**Set exercise:** Every line that contains the word "style" should be copied out.

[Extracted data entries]
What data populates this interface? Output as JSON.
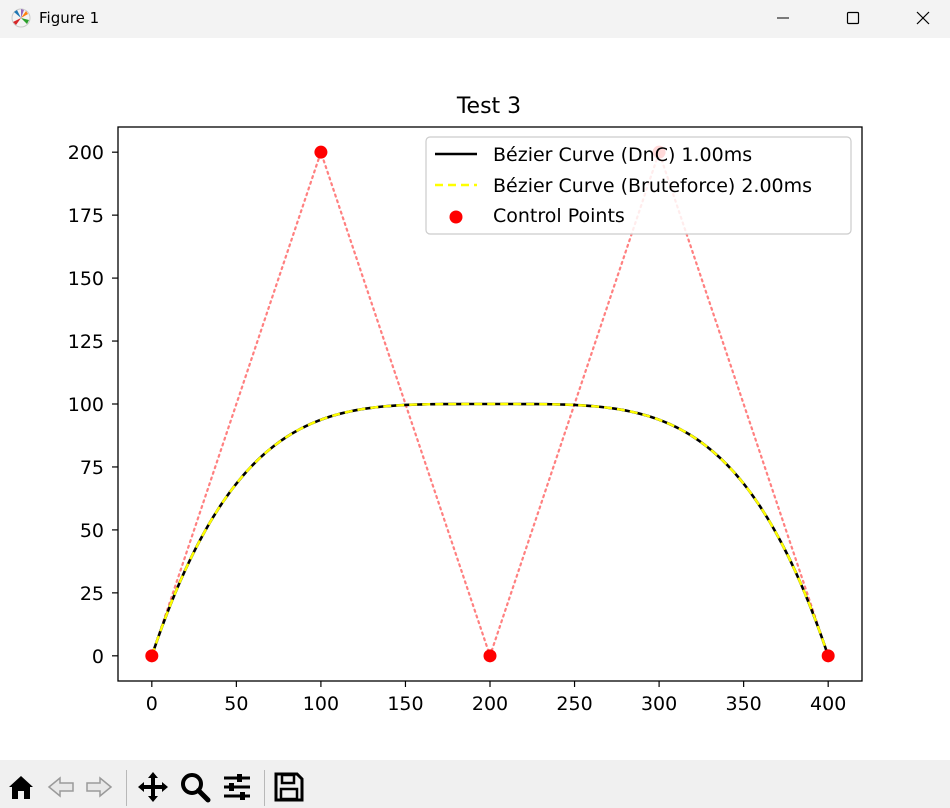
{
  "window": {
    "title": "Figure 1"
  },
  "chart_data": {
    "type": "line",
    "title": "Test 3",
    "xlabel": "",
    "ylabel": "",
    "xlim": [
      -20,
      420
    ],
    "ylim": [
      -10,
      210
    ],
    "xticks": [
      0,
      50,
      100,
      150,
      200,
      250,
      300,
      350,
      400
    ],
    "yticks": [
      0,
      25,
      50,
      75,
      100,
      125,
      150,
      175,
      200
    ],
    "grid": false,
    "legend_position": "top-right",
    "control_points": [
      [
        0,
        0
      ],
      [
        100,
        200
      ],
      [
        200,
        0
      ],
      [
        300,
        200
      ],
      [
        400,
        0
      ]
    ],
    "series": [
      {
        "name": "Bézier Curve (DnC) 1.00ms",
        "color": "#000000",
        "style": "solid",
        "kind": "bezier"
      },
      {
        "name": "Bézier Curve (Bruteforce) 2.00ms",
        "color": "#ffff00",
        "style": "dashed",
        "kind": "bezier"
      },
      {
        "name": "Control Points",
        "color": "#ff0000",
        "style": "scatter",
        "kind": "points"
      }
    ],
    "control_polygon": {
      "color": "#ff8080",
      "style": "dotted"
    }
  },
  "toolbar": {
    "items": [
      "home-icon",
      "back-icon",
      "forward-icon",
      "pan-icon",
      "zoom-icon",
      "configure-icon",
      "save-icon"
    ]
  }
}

**Reply to the exercise:**
        "style": "solid",
        "style": "dashed",
        "style": "scatter",
      "style": "dotted"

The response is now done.